* _Data rows_
§

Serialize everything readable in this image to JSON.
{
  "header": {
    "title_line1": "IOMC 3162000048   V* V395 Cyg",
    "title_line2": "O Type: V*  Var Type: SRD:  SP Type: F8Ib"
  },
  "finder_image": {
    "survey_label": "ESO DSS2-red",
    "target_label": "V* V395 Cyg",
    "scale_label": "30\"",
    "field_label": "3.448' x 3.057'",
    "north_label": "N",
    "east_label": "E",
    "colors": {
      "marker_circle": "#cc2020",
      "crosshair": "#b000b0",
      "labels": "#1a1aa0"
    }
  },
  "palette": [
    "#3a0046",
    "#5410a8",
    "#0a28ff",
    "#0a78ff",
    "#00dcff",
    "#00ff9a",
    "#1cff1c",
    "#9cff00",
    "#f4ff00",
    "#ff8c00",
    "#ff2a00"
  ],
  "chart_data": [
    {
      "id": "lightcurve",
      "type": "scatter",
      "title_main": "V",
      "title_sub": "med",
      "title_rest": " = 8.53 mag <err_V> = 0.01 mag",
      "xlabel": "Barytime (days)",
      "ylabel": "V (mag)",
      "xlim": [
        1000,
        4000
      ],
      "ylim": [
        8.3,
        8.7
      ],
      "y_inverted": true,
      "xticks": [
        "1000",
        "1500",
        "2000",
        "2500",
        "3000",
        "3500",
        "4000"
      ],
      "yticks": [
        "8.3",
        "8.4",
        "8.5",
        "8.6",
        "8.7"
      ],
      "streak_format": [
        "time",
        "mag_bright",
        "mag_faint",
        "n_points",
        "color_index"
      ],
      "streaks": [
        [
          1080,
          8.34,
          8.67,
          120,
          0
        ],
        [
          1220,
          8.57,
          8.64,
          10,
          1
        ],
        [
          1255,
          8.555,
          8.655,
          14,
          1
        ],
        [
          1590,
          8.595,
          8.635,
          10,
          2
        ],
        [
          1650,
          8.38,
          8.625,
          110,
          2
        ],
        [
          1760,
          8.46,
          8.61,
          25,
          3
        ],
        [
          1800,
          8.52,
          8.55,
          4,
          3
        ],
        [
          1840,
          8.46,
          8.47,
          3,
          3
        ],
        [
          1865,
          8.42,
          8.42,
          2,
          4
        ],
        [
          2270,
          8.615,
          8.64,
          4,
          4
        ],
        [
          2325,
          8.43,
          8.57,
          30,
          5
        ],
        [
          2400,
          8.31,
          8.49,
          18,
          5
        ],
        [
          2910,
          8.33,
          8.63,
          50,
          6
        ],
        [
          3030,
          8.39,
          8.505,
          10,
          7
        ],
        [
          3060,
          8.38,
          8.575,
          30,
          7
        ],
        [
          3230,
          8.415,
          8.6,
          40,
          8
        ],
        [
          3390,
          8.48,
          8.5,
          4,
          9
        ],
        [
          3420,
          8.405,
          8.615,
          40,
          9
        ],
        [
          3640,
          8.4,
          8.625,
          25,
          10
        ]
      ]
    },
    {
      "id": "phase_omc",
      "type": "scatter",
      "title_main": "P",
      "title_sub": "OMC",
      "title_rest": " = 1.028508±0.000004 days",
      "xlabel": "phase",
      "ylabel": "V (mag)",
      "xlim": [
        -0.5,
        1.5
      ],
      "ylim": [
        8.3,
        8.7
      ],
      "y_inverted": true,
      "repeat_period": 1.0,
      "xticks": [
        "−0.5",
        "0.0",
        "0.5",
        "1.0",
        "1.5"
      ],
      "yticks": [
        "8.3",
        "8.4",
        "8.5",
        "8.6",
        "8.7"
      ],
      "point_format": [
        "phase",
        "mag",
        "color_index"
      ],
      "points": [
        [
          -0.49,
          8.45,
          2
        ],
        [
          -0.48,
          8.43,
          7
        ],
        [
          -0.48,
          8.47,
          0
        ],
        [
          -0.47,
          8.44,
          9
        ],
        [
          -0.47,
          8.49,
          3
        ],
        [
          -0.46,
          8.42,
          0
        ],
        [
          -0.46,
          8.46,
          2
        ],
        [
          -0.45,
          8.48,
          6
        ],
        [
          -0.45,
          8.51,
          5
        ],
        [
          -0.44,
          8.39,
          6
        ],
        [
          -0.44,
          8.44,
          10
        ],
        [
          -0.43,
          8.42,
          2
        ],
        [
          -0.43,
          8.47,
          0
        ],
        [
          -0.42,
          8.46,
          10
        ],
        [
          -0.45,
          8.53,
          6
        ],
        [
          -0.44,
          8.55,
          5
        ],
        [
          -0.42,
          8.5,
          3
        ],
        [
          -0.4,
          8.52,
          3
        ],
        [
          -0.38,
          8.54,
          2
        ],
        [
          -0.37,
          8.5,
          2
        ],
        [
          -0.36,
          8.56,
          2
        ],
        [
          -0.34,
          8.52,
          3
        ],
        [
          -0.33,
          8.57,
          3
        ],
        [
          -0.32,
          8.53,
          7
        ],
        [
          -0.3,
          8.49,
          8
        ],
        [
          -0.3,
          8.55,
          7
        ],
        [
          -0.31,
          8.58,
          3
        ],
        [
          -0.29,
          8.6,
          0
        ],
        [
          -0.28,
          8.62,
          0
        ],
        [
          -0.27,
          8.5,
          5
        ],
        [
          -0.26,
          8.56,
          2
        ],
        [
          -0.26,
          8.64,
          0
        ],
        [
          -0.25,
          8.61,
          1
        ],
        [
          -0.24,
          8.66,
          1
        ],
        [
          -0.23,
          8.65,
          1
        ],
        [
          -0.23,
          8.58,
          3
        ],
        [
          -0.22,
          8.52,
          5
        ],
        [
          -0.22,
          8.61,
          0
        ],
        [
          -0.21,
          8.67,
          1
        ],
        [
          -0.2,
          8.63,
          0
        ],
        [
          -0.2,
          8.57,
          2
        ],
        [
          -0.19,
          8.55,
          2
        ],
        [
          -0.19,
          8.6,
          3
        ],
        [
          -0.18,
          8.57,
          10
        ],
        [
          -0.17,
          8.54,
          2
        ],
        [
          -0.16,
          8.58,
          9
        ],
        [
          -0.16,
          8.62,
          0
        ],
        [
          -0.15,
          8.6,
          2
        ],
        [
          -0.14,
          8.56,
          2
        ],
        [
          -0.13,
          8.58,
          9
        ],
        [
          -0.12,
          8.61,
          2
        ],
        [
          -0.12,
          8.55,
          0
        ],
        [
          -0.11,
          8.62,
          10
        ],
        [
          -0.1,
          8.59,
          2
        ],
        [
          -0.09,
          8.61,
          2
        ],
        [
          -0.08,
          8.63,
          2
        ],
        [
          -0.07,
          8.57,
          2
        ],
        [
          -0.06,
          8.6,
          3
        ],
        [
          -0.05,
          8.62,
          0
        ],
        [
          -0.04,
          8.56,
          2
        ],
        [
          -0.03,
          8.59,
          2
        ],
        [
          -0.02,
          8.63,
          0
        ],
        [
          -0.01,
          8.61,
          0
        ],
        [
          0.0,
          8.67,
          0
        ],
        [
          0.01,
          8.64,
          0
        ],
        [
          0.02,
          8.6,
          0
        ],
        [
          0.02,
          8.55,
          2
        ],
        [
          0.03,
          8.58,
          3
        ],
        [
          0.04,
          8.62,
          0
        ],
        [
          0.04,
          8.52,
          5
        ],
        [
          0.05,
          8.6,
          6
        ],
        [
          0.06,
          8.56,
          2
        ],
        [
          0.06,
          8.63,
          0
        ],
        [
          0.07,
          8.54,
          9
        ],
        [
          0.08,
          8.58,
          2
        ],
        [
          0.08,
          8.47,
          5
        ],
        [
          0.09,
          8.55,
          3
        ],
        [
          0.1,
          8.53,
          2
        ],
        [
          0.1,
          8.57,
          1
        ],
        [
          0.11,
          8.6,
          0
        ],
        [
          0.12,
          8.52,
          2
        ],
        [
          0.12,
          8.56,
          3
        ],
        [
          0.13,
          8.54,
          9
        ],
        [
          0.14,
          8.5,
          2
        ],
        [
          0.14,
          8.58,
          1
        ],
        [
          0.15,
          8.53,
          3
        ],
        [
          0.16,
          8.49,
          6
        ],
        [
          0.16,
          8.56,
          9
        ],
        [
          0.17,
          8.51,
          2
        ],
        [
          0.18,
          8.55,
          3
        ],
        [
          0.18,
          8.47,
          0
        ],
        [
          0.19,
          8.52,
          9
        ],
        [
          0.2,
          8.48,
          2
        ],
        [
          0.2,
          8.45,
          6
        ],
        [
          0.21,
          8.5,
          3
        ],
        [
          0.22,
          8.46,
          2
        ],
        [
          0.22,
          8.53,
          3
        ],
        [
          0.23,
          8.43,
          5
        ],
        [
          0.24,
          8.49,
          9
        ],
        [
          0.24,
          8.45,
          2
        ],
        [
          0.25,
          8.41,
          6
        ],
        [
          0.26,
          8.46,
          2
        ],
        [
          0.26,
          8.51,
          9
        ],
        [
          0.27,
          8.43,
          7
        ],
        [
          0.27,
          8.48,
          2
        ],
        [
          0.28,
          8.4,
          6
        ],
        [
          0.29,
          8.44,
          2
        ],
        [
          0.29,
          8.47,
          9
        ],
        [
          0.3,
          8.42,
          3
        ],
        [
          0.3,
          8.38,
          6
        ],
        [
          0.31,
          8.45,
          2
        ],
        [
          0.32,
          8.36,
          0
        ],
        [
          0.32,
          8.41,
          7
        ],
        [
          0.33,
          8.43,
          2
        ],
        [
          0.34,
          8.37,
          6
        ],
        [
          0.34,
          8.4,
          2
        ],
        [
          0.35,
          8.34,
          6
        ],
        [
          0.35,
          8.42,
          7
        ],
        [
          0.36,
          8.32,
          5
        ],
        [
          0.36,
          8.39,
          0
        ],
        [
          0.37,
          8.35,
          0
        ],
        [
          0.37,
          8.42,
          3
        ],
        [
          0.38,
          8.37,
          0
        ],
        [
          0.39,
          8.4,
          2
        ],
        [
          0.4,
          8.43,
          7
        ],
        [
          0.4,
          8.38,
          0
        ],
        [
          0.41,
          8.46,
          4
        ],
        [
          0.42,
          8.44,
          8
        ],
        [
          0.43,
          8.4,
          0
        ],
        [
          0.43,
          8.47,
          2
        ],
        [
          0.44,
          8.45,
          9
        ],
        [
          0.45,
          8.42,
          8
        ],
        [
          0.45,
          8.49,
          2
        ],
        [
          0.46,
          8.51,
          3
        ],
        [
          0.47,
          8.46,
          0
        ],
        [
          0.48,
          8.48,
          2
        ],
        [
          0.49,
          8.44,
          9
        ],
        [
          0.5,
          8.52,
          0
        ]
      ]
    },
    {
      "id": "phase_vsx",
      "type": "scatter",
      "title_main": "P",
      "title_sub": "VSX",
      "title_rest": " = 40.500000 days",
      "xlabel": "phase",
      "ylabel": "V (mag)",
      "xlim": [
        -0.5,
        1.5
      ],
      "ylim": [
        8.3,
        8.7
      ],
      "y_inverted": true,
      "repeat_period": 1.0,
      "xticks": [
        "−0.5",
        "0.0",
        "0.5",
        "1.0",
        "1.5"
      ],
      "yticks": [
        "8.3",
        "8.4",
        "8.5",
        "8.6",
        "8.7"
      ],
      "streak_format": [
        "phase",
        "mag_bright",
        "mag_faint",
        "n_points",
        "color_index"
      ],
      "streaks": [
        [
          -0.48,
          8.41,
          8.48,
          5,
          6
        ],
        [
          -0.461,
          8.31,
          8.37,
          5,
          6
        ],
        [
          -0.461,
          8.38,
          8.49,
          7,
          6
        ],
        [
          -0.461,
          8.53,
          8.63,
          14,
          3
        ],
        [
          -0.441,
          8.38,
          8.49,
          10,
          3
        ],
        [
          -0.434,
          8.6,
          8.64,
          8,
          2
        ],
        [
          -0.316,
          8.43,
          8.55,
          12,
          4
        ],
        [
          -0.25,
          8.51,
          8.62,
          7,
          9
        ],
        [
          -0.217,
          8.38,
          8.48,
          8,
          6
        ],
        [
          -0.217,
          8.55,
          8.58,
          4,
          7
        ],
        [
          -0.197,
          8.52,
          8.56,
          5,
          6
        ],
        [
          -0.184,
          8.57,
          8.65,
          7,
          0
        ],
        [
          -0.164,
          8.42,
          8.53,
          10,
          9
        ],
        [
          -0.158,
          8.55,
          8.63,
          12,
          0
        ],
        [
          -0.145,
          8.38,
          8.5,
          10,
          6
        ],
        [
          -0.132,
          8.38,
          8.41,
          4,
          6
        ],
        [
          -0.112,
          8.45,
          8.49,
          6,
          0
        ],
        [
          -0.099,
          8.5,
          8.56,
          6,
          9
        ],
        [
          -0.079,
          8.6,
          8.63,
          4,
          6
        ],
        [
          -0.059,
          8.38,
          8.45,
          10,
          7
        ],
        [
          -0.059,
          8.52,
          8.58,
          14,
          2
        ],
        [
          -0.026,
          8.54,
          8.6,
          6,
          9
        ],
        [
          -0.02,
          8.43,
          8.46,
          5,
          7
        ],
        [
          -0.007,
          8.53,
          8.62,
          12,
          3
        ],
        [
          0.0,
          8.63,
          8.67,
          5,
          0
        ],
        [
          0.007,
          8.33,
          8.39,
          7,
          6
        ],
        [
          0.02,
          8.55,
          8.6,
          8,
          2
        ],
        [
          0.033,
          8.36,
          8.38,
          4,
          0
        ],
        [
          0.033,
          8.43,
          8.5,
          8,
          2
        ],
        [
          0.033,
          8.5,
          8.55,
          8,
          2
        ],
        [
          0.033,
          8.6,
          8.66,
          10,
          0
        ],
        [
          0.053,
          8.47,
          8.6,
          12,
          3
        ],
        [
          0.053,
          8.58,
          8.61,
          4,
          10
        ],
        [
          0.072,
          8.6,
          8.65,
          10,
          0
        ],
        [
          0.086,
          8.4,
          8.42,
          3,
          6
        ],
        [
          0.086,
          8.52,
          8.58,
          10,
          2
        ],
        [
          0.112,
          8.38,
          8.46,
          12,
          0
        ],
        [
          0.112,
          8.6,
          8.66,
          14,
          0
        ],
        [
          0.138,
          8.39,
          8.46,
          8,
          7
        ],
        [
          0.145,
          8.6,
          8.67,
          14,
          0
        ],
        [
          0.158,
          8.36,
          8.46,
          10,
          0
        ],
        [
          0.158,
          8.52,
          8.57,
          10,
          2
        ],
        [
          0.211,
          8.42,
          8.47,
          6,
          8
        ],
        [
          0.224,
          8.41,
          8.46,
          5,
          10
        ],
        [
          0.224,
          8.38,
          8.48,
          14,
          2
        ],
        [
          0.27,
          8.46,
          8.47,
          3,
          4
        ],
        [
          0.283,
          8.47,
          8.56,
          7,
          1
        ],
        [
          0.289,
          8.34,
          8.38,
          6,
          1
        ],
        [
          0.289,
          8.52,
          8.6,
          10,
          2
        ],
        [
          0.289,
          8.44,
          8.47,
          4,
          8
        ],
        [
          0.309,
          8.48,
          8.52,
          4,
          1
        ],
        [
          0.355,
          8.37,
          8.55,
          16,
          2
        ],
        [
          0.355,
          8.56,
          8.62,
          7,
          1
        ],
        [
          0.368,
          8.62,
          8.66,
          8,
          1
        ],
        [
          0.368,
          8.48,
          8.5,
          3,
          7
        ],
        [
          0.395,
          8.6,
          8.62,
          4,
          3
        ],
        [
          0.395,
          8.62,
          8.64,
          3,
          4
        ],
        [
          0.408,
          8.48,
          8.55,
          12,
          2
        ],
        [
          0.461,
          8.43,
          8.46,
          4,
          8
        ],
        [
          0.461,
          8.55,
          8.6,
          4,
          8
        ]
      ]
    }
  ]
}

§

* _What you need to do_
Only the count is needed: the number of lines in the data that include the word "days".

* _In response_
3